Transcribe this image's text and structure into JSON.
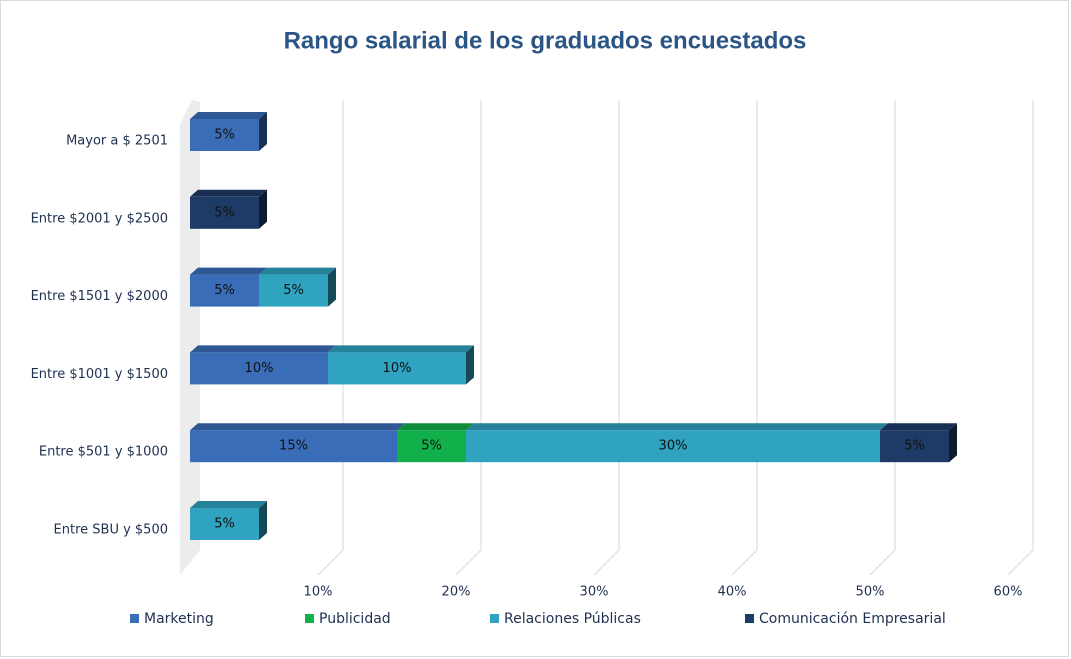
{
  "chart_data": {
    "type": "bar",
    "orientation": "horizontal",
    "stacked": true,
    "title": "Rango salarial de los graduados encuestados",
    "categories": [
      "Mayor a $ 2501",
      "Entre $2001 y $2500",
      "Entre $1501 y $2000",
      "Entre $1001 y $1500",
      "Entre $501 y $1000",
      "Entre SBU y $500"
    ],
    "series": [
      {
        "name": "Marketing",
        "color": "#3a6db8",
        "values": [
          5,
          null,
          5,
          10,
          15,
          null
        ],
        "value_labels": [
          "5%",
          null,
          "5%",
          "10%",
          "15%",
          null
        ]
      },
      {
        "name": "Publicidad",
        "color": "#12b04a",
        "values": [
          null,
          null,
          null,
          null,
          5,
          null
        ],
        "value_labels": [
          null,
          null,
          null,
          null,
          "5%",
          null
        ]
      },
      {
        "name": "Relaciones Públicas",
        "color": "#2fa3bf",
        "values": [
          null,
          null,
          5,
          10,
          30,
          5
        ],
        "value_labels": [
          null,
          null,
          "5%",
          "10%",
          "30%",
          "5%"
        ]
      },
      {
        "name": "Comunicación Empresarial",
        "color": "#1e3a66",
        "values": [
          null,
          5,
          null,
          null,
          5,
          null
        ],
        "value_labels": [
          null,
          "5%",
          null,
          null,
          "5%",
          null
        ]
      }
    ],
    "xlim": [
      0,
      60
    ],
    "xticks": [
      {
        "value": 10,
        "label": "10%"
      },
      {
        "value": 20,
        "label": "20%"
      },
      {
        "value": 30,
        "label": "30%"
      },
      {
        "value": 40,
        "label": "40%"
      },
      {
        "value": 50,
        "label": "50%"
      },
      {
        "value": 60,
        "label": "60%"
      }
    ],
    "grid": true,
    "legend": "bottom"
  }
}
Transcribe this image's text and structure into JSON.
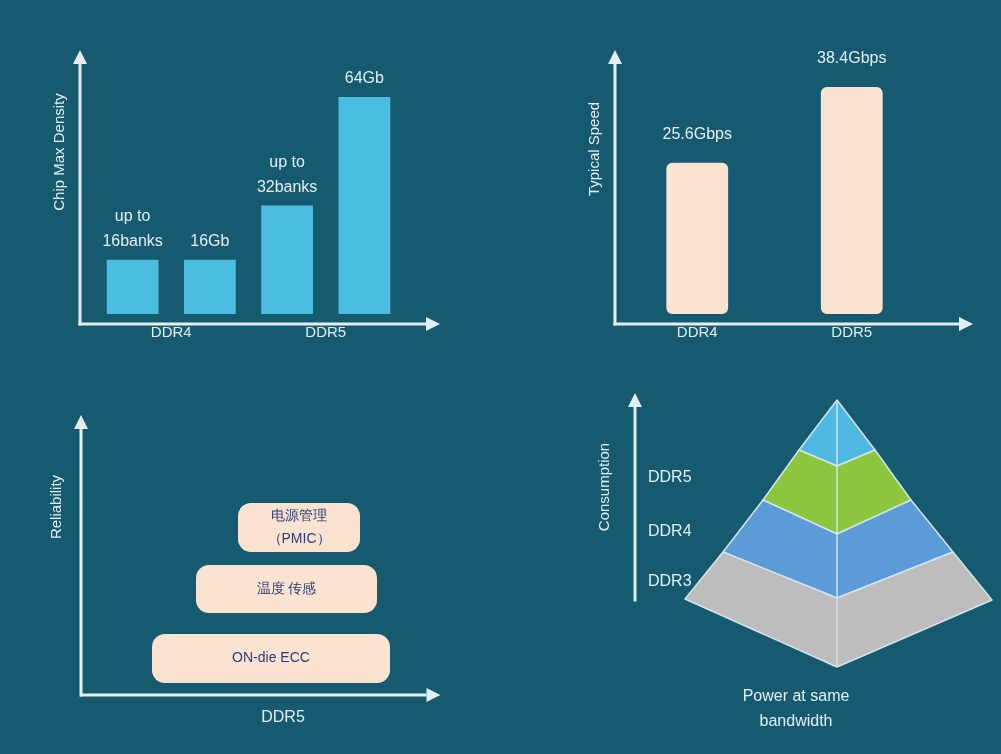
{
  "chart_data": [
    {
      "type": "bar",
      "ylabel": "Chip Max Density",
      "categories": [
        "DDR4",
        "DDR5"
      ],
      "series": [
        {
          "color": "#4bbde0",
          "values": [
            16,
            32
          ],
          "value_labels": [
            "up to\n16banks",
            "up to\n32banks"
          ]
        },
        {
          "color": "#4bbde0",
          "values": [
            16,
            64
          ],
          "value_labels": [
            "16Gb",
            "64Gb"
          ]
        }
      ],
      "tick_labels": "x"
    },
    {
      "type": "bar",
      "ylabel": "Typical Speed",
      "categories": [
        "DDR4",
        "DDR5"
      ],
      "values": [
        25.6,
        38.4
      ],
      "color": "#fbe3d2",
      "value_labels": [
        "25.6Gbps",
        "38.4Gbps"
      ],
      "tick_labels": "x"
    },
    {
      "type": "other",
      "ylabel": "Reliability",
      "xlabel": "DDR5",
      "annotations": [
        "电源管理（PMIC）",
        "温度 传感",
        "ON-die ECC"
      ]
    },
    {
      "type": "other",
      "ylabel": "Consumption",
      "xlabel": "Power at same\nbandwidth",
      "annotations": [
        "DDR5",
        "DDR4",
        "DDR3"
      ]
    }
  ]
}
* * * * *
**Aim of the exercise:**
Copy out all lines where the word "Entre" appears.

**Worked solution:**
      "Entre $2001 y $2500",
      "Entre $1501 y $2000",
      "Entre $1001 y $1500",
      "Entre $501 y $1000",
      "Entre SBU y $500"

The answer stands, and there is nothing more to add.